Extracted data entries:
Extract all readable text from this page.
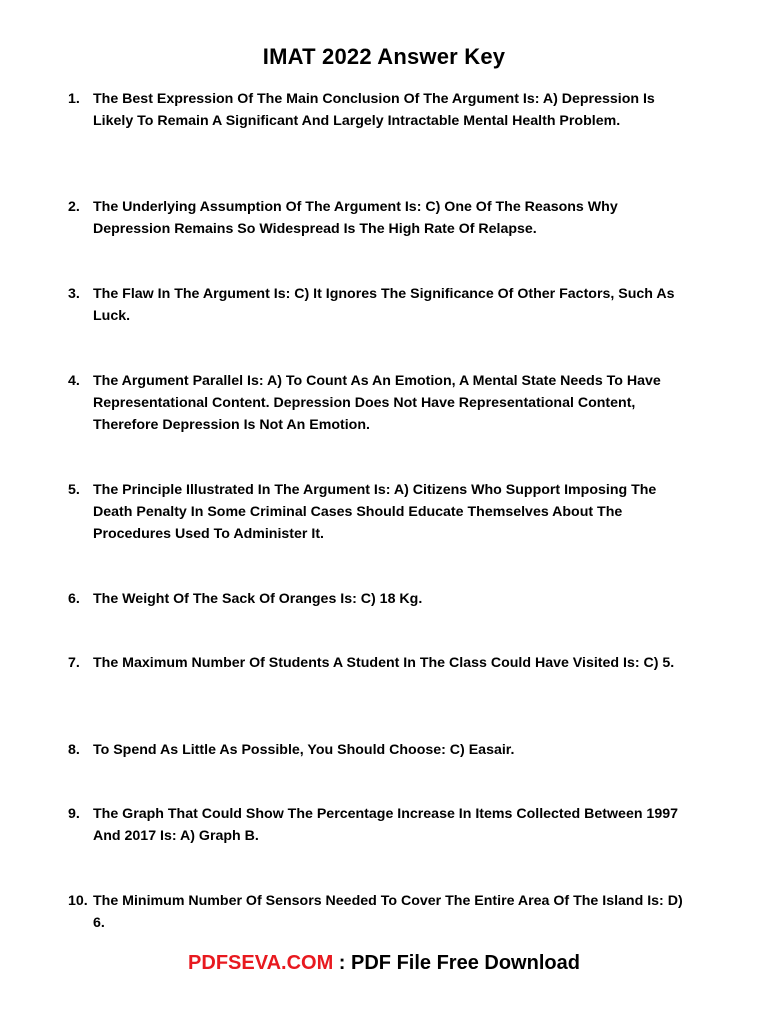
IMAT 2022 Answer Key
1. The Best Expression Of The Main Conclusion Of The Argument Is: A) Depression Is Likely To Remain A Significant And Largely Intractable Mental Health Problem.
2. The Underlying Assumption Of The Argument Is: C) One Of The Reasons Why Depression Remains So Widespread Is The High Rate Of Relapse.
3. The Flaw In The Argument Is: C) It Ignores The Significance Of Other Factors, Such As Luck.
4. The Argument Parallel Is: A) To Count As An Emotion, A Mental State Needs To Have Representational Content. Depression Does Not Have Representational Content, Therefore Depression Is Not An Emotion.
5. The Principle Illustrated In The Argument Is: A) Citizens Who Support Imposing The Death Penalty In Some Criminal Cases Should Educate Themselves About The Procedures Used To Administer It.
6. The Weight Of The Sack Of Oranges Is: C) 18 Kg.
7. The Maximum Number Of Students A Student In The Class Could Have Visited Is: C) 5.
8. To Spend As Little As Possible, You Should Choose: C) Easair.
9. The Graph That Could Show The Percentage Increase In Items Collected Between 1997 And 2017 Is: A) Graph B.
10. The Minimum Number Of Sensors Needed To Cover The Entire Area Of The Island Is: D) 6.
PDFSEVA.COM : PDF File Free Download
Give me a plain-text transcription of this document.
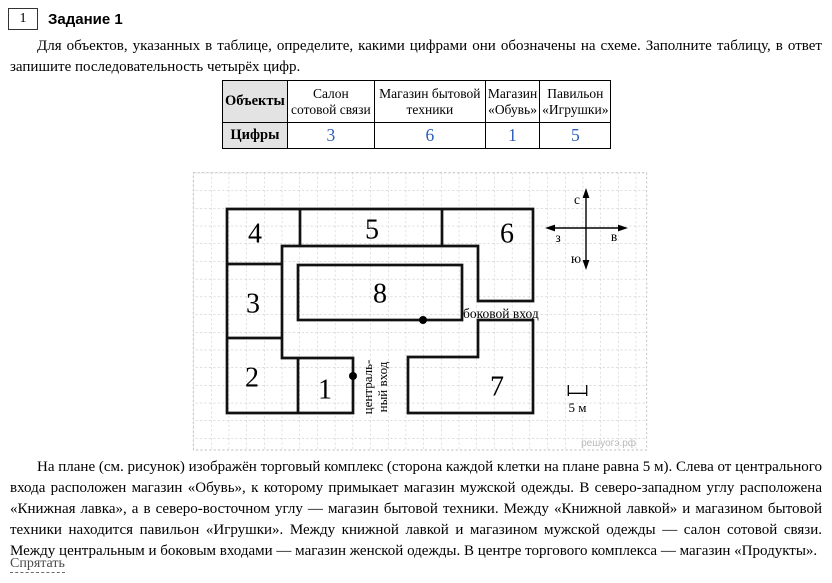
1	Задание 1
Для объектов, указанных в таблице, определите, какими цифрами они обозначены на схеме. Заполните таблицу, в ответ запишите последовательность четырёх цифр.
Объекты	Салон сотовой связи	Магазин бытовой техники	Магазин «Обувь»	Павильон «Игрушки»
Цифры	3	6	1	5
1
2
3
4	5	6
7
8
боковой вход
централь- ный вход
с
ю
з	в
5 м
решуогэ.рф
На плане (см. рисунок) изображён торговый комплекс (сторона каждой клетки на плане равна 5 м). Слева от центрального входа расположен магазин «Обувь», к которому примыкает магазин мужской одежды. В северо-западном углу расположена «Книжная лавка», а в северо-восточном углу — магазин бытовой техники. Между «Книжной лавкой» и магазином бытовой техники находится павильон «Игрушки». Между книжной лавкой и магазином мужской одежды — салон сотовой связи. Между центральным и боковым входами — магазин женской одежды. В центре торгового комплекса — магазин «Продукты».
Спрятать
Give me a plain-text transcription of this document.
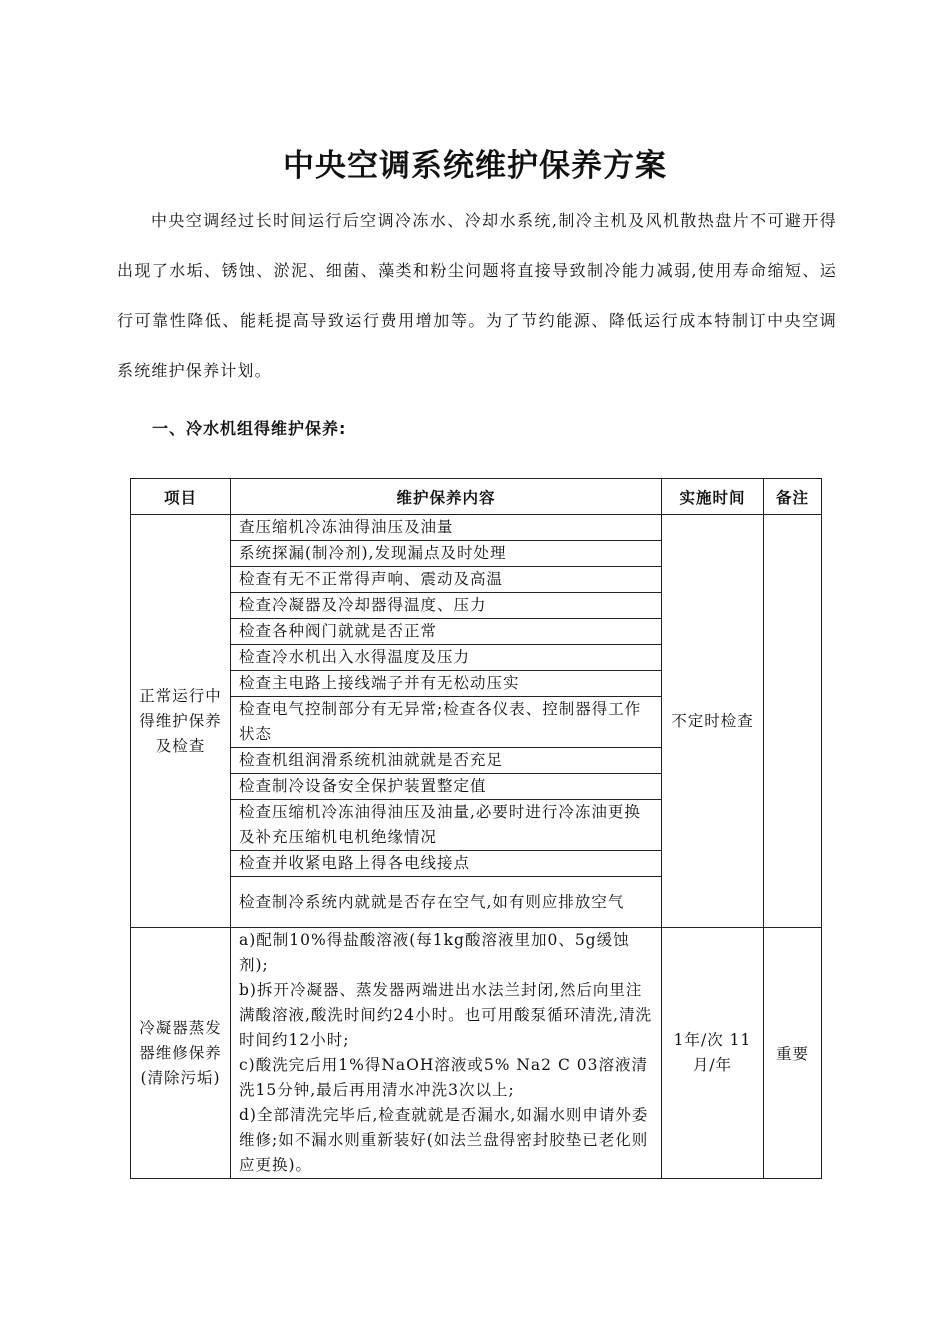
中央空调系统维护保养方案

中央空调经过长时间运行后空调冷冻水、冷却水系统,制冷主机及风机散热盘片不可避开得出现了水垢、锈蚀、淤泥、细菌、藻类和粉尘问题将直接导致制冷能力减弱,使用寿命缩短、运行可靠性降低、能耗提高导致运行费用增加等。为了节约能源、降低运行成本特制订中央空调系统维护保养计划。

一、冷水机组得维护保养:
项目	维护保养内容	实施时间	备注
正常运行中得维护保养及检查	查压缩机冷冻油得油压及油量	不定时检查	
	系统探漏(制冷剂),发现漏点及时处理		
	检查有无不正常得声响、震动及高温		
	检查冷凝器及冷却器得温度、压力		
	检查各种阀门就就是否正常		
	检查冷水机出入水得温度及压力		
	检查主电路上接线端子并有无松动压实		
	检查电气控制部分有无异常;检查各仪表、控制器得工作状态		
	检查机组润滑系统机油就就是否充足		
	检查制冷设备安全保护装置整定值		
	检查压缩机冷冻油得油压及油量,必要时进行冷冻油更换及补充压缩机电机绝缘情况		
	检查并收紧电路上得各电线接点		
	检查制冷系统内就就是否存在空气,如有则应排放空气		
冷凝器蒸发器维修保养(清除污垢)	a)配制10%得盐酸溶液(每1kg酸溶液里加0、5g缓蚀剂);

b)拆开冷凝器、蒸发器两端进出水法兰封闭,然后向里注满酸溶液,酸洗时间约24小时。也可用酸泵循环清洗,清洗时间约12小时;

c)酸洗完后用1%得NaOH溶液或5% Na2 C 03溶液清洗15分钟,最后再用清水冲洗3次以上;

d)全部清洗完毕后,检查就就是否漏水,如漏水则申请外委维修;如不漏水则重新装好(如法兰盘得密封胶垫已老化则应更换)。	1年/次 11月/年	重要
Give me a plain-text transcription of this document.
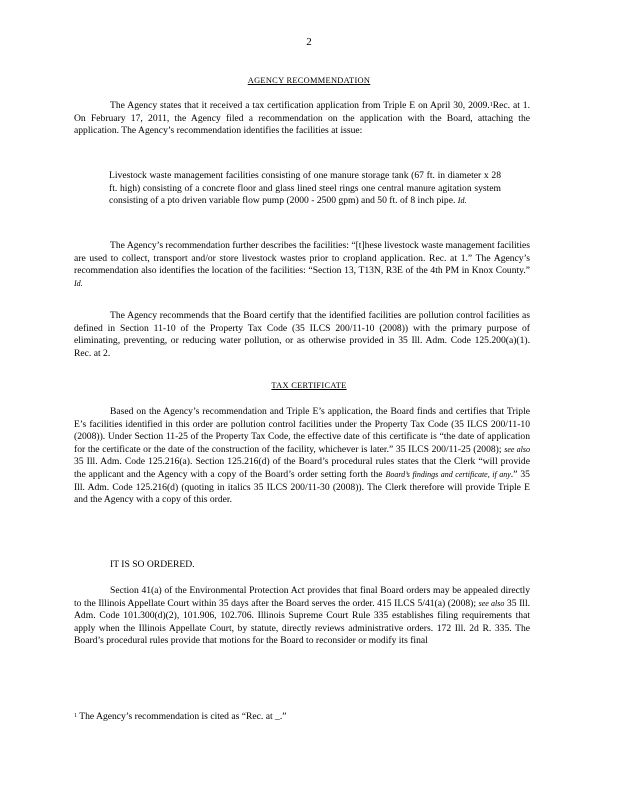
2
AGENCY RECOMMENDATION

The Agency states that it received a tax certification application from Triple E on April 30, 2009.$^1$Rec. at 1. On February 17, 2011, the Agency filed a recommendation on the application with the Board, attaching the application. The Agency’s recommendation identifies the facilities at issue:

Livestock waste management facilities consisting of one manure storage tank (67 ft. in diameter x 28 ft. high) consisting of a concrete floor and glass lined steel rings one central manure agitation system consisting of a pto driven variable flow pump (2000 - 2500 gpm) and 50 ft. of 8 inch pipe. Id.

The Agency’s recommendation further describes the facilities: “[t]hese livestock waste management facilities are used to collect, transport and/or store livestock wastes prior to cropland application. Rec. at 1.” The Agency’s recommendation also identifies the location of the facilities: “Section 13, T13N, R3E of the 4th PM in Knox County.” Id.

The Agency recommends that the Board certify that the identified facilities are pollution control facilities as defined in Section 11-10 of the Property Tax Code (35 ILCS 200/11-10 (2008)) with the primary purpose of eliminating, preventing, or reducing water pollution, or as otherwise provided in 35 Ill. Adm. Code 125.200(a)(1). Rec. at 2.

TAX CERTIFICATE

Based on the Agency’s recommendation and Triple E’s application, the Board finds and certifies that Triple E’s facilities identified in this order are pollution control facilities under the Property Tax Code (35 ILCS 200/11-10 (2008)). Under Section 11-25 of the Property Tax Code, the effective date of this certificate is “the date of application for the certificate or the date of the construction of the facility, whichever is later.” 35 ILCS 200/11-25 (2008); see also 35 Ill. Adm. Code 125.216(a). Section 125.216(d) of the Board’s procedural rules states that the Clerk “will provide the applicant and the Agency with a copy of the Board’s order setting forth the Board’s findings and certificate, if any.” 35 Ill. Adm. Code 125.216(d) (quoting in italics 35 ILCS 200/11-30 (2008)). The Clerk therefore will provide Triple E and the Agency with a copy of this order.

IT IS SO ORDERED.

Section 41(a) of the Environmental Protection Act provides that final Board orders may be appealed directly to the Illinois Appellate Court within 35 days after the Board serves the order. 415 ILCS 5/41(a) (2008); see also 35 Ill. Adm. Code 101.300(d)(2), 101.906, 102.706. Illinois Supreme Court Rule 335 establishes filing requirements that apply when the Illinois Appellate Court, by statute, directly reviews administrative orders. 172 Ill. 2d R. 335. The Board’s procedural rules provide that motions for the Board to reconsider or modify its final

$^1$ The Agency’s recommendation is cited as “Rec. at _.”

* **Set task**
Find every line in the records that has the string "Could", then state how many there are and nothing else.

* **Result below**
2